TASK DESCRIPTION: Report all lines holding "true".

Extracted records

** Start **

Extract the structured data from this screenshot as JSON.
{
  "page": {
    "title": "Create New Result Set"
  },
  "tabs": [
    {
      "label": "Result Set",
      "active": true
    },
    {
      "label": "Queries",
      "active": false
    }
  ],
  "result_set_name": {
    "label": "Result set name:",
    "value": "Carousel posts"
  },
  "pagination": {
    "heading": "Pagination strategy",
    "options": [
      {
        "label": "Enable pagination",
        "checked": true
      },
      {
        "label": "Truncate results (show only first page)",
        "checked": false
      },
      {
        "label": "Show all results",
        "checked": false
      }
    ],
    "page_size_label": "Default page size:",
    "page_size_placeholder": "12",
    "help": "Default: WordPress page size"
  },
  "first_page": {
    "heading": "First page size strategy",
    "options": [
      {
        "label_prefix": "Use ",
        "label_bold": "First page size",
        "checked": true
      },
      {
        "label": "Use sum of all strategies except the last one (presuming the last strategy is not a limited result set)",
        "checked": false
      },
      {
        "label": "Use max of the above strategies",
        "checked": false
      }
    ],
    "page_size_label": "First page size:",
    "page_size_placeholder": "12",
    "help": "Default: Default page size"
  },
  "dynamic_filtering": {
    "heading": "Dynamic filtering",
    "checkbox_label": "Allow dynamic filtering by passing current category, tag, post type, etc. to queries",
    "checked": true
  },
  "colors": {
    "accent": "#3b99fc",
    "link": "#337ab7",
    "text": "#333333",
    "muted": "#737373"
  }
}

** End **
** Start **

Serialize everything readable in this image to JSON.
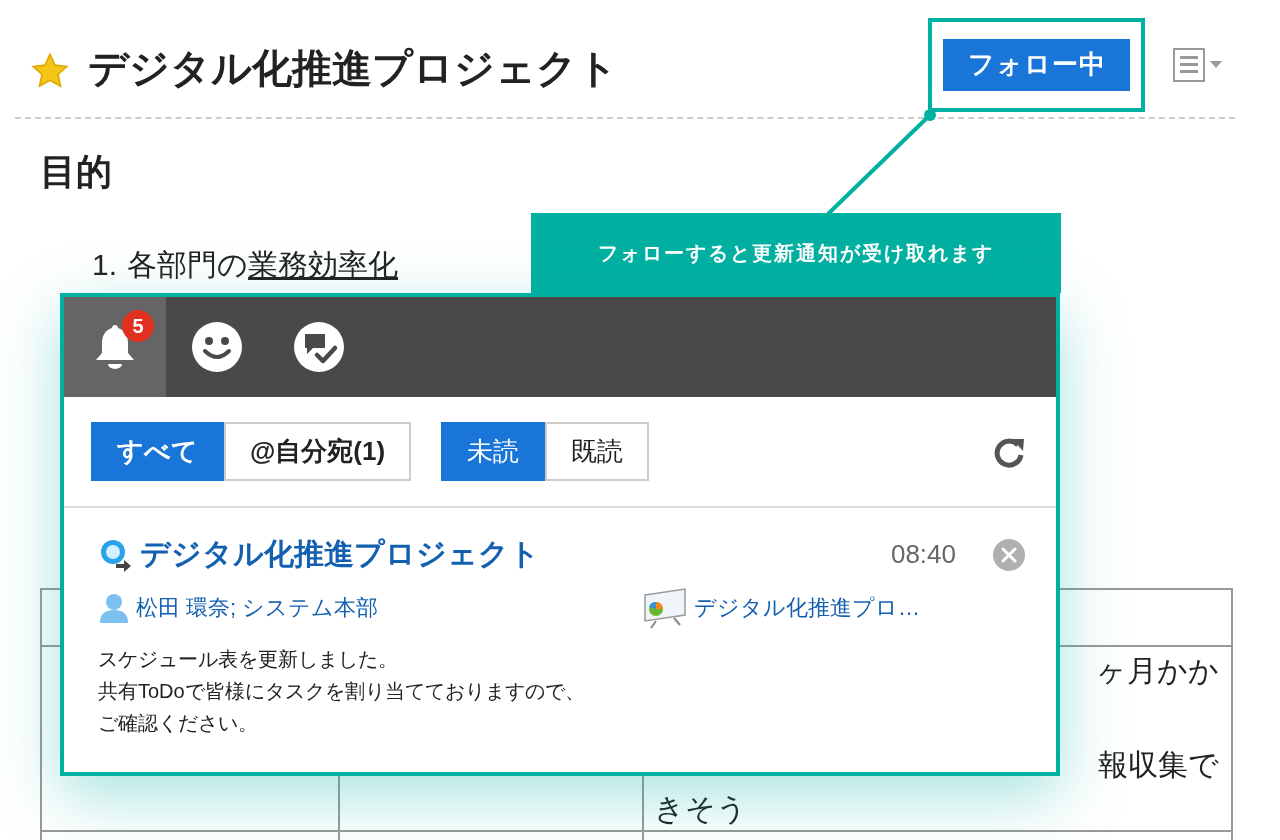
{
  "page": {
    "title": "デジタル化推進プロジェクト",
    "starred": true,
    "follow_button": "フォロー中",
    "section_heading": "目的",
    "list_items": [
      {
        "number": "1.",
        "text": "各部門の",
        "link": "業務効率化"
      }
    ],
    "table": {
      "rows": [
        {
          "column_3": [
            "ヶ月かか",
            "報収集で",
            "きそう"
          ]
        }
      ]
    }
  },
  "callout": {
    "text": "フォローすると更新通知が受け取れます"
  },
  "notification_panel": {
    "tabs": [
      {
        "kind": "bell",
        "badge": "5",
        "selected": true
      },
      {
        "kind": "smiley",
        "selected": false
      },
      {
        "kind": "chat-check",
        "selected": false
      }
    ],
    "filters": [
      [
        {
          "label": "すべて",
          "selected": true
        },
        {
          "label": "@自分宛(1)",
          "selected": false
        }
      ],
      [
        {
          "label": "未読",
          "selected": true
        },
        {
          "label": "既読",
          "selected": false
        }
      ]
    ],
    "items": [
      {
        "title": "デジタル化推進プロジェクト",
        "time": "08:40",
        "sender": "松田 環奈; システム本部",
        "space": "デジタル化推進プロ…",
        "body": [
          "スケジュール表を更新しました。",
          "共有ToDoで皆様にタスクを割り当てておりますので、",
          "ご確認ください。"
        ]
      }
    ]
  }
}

** End **

CORRECT RESPONSE:
      "active": true
        "checked": true
        "checked": true
    "checked": true
    "starred": true,
        "selected": true
          "selected": true
          "selected": true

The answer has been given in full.